(Extracted data entries)
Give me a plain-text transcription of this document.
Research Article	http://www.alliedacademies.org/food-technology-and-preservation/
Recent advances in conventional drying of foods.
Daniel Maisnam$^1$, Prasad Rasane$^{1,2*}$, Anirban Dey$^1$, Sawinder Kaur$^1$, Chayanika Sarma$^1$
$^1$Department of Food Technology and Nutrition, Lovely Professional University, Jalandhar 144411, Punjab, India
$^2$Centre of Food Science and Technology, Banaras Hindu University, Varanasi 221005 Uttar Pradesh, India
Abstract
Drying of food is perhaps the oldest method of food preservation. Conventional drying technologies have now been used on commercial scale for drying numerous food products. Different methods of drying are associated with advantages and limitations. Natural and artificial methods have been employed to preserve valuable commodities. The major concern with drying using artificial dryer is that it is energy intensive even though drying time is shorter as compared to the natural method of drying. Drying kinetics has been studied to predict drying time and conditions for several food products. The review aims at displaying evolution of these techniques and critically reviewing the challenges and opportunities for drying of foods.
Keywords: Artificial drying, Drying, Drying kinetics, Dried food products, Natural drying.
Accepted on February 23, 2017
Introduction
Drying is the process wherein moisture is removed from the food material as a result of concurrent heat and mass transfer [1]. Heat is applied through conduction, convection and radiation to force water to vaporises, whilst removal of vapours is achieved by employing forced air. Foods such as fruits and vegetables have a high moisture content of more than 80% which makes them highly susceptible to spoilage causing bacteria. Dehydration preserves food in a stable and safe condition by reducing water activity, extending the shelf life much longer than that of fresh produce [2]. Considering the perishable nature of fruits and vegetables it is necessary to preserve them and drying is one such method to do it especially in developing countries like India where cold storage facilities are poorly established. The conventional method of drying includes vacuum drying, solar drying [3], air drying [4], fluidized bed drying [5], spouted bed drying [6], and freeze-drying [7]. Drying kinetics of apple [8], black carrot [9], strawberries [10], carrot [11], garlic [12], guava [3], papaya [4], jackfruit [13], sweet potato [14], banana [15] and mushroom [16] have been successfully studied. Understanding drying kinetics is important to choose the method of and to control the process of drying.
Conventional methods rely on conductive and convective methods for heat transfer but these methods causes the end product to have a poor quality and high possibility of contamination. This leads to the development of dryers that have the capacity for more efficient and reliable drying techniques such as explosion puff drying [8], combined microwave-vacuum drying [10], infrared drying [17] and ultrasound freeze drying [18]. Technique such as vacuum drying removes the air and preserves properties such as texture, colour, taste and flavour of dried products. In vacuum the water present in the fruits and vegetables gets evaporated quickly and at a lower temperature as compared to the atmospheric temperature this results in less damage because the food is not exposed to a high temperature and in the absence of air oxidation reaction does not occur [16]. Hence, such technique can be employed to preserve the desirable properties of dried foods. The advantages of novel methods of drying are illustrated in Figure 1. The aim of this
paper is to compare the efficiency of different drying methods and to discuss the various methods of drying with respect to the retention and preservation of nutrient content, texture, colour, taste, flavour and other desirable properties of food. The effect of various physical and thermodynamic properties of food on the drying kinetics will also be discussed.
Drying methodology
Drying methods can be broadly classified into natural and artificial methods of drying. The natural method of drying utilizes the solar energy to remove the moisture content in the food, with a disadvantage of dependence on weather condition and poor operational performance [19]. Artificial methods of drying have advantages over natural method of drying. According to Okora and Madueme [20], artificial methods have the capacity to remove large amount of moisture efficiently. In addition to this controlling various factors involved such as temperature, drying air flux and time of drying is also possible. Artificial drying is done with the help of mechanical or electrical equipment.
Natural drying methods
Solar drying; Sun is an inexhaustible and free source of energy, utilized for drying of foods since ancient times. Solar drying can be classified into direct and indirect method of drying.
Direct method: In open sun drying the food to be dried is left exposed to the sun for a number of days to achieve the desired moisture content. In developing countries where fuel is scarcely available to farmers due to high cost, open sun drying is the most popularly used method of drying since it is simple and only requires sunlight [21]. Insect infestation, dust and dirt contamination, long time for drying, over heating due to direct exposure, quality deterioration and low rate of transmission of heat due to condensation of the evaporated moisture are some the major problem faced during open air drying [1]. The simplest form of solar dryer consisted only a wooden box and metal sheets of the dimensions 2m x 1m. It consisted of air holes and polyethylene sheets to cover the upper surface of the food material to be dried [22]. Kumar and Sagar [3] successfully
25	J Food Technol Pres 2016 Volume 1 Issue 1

Instructions for the task:
Copy the data above in full, character for character.

Solution for this task:
Give me a plain-text transcription of this document.
Research Article	http://www.alliedacademies.org/food-technology-and-preservation/
Recent advances in conventional drying of foods.
Daniel Maisnam$^1$, Prasad Rasane$^{1,2*}$, Anirban Dey$^1$, Sawinder Kaur$^1$, Chayanika Sarma$^1$
$^1$Department of Food Technology and Nutrition, Lovely Professional University, Jalandhar 144411, Punjab, India
$^2$Centre of Food Science and Technology, Banaras Hindu University, Varanasi 221005 Uttar Pradesh, India
Abstract
Drying of food is perhaps the oldest method of food preservation. Conventional drying technologies have now been used on commercial scale for drying numerous food products. Different methods of drying are associated with advantages and limitations. Natural and artificial methods have been employed to preserve valuable commodities. The major concern with drying using artificial dryer is that it is energy intensive even though drying time is shorter as compared to the natural method of drying. Drying kinetics has been studied to predict drying time and conditions for several food products. The review aims at displaying evolution of these techniques and critically reviewing the challenges and opportunities for drying of foods.
Keywords: Artificial drying, Drying, Drying kinetics, Dried food products, Natural drying.
Accepted on February 23, 2017
Introduction
Drying is the process wherein moisture is removed from the food material as a result of concurrent heat and mass transfer [1]. Heat is applied through conduction, convection and radiation to force water to vaporises, whilst removal of vapours is achieved by employing forced air. Foods such as fruits and vegetables have a high moisture content of more than 80% which makes them highly susceptible to spoilage causing bacteria. Dehydration preserves food in a stable and safe condition by reducing water activity, extending the shelf life much longer than that of fresh produce [2]. Considering the perishable nature of fruits and vegetables it is necessary to preserve them and drying is one such method to do it especially in developing countries like India where cold storage facilities are poorly established. The conventional method of drying includes vacuum drying, solar drying [3], air drying [4], fluidized bed drying [5], spouted bed drying [6], and freeze-drying [7]. Drying kinetics of apple [8], black carrot [9], strawberries [10], carrot [11], garlic [12], guava [3], papaya [4], jackfruit [13], sweet potato [14], banana [15] and mushroom [16] have been successfully studied. Understanding drying kinetics is important to choose the method of and to control the process of drying.
Conventional methods rely on conductive and convective methods for heat transfer but these methods causes the end product to have a poor quality and high possibility of contamination. This leads to the development of dryers that have the capacity for more efficient and reliable drying techniques such as explosion puff drying [8], combined microwave-vacuum drying [10], infrared drying [17] and ultrasound freeze drying [18]. Technique such as vacuum drying removes the air and preserves properties such as texture, colour, taste and flavour of dried products. In vacuum the water present in the fruits and vegetables gets evaporated quickly and at a lower temperature as compared to the atmospheric temperature this results in less damage because the food is not exposed to a high temperature and in the absence of air oxidation reaction does not occur [16]. Hence, such technique can be employed to preserve the desirable properties of dried foods. The advantages of novel methods of drying are illustrated in Figure 1. The aim of this
paper is to compare the efficiency of different drying methods and to discuss the various methods of drying with respect to the retention and preservation of nutrient content, texture, colour, taste, flavour and other desirable properties of food. The effect of various physical and thermodynamic properties of food on the drying kinetics will also be discussed.
Drying methodology
Drying methods can be broadly classified into natural and artificial methods of drying. The natural method of drying utilizes the solar energy to remove the moisture content in the food, with a disadvantage of dependence on weather condition and poor operational performance [19]. Artificial methods of drying have advantages over natural method of drying. According to Okora and Madueme [20], artificial methods have the capacity to remove large amount of moisture efficiently. In addition to this controlling various factors involved such as temperature, drying air flux and time of drying is also possible. Artificial drying is done with the help of mechanical or electrical equipment.
Natural drying methods
Solar drying; Sun is an inexhaustible and free source of energy, utilized for drying of foods since ancient times. Solar drying can be classified into direct and indirect method of drying.
Direct method: In open sun drying the food to be dried is left exposed to the sun for a number of days to achieve the desired moisture content. In developing countries where fuel is scarcely available to farmers due to high cost, open sun drying is the most popularly used method of drying since it is simple and only requires sunlight [21]. Insect infestation, dust and dirt contamination, long time for drying, over heating due to direct exposure, quality deterioration and low rate of transmission of heat due to condensation of the evaporated moisture are some the major problem faced during open air drying [1]. The simplest form of solar dryer consisted only a wooden box and metal sheets of the dimensions 2m x 1m. It consisted of air holes and polyethylene sheets to cover the upper surface of the food material to be dried [22]. Kumar and Sagar [3] successfully
25	J Food Technol Pres 2016 Volume 1 Issue 1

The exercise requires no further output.